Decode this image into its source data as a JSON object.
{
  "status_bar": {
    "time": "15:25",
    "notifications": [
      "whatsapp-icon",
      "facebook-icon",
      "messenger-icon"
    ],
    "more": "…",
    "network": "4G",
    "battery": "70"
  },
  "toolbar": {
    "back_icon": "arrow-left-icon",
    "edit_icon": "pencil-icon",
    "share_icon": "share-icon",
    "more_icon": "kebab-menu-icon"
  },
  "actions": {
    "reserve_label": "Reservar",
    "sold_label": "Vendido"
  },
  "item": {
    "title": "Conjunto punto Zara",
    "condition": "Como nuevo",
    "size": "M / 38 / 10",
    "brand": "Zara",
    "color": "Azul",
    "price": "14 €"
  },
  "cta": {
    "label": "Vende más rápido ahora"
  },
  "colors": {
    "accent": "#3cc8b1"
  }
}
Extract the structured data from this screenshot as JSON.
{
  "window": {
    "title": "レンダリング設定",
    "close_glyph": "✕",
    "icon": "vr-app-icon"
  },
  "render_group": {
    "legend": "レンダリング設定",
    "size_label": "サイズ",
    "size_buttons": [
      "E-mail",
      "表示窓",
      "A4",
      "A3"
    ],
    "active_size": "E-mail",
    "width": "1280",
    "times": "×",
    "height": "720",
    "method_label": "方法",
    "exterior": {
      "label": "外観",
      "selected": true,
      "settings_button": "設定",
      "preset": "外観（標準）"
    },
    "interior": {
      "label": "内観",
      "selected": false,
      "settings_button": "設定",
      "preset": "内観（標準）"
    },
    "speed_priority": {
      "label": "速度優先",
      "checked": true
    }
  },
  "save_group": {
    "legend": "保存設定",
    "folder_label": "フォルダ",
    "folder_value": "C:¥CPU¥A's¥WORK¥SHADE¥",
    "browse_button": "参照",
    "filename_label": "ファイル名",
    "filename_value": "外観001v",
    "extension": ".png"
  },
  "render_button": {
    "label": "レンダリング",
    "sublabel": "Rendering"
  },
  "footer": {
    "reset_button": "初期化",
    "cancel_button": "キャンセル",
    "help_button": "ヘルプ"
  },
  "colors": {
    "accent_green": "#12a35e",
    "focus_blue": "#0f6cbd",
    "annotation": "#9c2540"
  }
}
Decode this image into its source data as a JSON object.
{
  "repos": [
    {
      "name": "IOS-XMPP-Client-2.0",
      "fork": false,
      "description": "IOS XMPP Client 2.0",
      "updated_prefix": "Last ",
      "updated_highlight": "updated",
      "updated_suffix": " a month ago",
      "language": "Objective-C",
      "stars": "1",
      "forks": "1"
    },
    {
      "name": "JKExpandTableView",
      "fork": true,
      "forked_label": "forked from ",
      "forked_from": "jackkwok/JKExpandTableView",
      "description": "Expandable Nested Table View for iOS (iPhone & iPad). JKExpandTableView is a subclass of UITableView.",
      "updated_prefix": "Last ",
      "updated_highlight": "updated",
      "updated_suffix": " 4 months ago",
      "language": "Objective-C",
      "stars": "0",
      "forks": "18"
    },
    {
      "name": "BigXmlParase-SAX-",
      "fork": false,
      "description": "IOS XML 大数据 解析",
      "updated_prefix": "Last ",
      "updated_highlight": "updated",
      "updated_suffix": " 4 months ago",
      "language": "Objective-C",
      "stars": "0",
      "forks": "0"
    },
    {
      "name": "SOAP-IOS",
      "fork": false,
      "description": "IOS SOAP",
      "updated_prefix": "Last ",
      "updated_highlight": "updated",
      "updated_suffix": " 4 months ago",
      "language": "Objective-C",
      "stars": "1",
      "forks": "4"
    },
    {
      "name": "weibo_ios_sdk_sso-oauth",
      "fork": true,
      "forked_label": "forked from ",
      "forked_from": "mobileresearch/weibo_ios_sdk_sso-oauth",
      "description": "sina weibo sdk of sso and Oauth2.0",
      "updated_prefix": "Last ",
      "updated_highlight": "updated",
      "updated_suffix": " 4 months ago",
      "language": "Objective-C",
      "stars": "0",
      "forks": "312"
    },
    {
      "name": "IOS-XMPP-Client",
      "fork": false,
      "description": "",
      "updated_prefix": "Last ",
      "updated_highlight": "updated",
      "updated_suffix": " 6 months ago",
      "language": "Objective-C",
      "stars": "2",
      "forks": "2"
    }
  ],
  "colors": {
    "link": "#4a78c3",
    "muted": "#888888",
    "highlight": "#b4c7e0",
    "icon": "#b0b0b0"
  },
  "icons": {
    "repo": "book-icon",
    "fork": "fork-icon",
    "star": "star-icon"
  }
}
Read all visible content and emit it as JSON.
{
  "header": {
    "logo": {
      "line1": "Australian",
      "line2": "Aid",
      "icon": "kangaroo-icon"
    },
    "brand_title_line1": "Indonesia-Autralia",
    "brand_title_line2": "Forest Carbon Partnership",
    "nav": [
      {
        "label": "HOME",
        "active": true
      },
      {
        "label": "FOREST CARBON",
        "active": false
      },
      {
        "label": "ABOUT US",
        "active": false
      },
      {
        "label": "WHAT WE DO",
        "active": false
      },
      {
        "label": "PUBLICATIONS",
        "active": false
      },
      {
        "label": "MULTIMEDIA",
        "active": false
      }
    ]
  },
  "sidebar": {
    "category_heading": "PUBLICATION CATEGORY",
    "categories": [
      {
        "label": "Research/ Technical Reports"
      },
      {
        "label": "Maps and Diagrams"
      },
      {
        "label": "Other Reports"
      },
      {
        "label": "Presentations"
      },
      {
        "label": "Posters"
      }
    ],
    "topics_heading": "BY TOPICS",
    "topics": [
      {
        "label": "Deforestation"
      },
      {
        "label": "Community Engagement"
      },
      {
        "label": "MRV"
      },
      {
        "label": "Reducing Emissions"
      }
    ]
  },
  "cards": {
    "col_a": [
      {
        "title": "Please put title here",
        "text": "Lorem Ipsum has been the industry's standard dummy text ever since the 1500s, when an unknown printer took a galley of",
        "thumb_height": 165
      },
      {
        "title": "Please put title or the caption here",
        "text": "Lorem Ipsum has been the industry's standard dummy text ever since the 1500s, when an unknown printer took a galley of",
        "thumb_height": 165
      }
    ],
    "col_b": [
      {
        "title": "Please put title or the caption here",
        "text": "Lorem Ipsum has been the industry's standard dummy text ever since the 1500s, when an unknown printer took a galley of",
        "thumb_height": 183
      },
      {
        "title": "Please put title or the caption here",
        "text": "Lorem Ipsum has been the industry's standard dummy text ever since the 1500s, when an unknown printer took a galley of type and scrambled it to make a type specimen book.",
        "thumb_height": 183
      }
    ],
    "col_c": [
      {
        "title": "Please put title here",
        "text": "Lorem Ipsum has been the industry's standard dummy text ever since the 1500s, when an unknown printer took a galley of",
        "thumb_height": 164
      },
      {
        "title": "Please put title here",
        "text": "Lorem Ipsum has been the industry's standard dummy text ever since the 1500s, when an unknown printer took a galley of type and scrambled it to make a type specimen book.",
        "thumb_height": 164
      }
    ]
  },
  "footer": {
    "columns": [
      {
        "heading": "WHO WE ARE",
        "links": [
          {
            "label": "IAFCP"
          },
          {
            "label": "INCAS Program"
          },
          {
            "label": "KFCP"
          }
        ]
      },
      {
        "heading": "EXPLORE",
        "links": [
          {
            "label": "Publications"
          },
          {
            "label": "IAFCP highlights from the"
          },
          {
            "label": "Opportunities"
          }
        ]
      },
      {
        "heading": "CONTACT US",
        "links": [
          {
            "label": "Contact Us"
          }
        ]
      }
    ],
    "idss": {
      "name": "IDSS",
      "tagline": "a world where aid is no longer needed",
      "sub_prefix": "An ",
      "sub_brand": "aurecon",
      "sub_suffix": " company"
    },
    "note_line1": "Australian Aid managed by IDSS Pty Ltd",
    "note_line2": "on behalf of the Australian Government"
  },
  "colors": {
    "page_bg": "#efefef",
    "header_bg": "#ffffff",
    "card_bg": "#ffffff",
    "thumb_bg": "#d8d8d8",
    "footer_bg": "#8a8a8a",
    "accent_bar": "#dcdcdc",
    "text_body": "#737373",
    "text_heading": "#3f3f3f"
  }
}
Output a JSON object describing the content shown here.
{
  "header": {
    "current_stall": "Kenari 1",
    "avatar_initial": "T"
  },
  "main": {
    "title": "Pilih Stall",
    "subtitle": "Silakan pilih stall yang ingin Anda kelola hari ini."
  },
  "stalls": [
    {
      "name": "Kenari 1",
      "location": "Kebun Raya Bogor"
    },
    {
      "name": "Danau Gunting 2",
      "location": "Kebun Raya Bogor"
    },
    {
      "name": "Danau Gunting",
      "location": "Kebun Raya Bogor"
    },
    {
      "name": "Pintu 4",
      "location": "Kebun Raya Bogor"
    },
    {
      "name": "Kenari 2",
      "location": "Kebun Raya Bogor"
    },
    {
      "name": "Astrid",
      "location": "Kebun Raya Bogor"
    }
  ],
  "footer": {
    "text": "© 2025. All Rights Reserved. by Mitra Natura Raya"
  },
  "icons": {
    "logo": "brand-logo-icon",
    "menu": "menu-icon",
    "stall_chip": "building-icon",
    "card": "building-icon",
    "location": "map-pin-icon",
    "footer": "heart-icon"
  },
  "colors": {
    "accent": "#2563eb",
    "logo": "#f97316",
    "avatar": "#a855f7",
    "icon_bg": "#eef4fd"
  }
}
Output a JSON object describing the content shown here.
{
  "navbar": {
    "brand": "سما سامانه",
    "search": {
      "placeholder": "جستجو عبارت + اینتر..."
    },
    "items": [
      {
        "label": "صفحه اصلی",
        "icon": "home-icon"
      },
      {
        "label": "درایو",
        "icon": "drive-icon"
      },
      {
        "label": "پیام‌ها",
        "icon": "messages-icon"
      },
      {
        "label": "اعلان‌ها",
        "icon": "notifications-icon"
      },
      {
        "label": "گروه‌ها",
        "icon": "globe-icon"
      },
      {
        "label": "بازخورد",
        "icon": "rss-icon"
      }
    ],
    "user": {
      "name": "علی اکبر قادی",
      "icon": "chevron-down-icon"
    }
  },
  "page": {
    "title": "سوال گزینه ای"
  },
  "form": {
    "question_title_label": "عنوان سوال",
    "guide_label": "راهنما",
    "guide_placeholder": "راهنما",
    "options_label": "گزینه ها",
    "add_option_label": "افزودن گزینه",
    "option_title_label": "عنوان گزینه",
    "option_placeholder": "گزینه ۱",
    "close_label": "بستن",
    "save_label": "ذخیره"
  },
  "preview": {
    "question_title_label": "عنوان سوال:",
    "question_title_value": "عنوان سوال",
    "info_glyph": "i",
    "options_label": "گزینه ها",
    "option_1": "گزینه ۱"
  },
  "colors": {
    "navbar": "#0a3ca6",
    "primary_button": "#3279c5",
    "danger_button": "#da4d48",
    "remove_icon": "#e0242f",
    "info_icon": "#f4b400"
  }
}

..........

_GIVEN PROBLEM_
Select, from the listing, all lines that include the word "عنوان".

_FINISHED ANSWER_
    "question_title_label": "عنوان سوال",
    "option_title_label": "عنوان گزینه",
    "question_title_label": "عنوان سوال:",
    "question_title_value": "عنوان سوال",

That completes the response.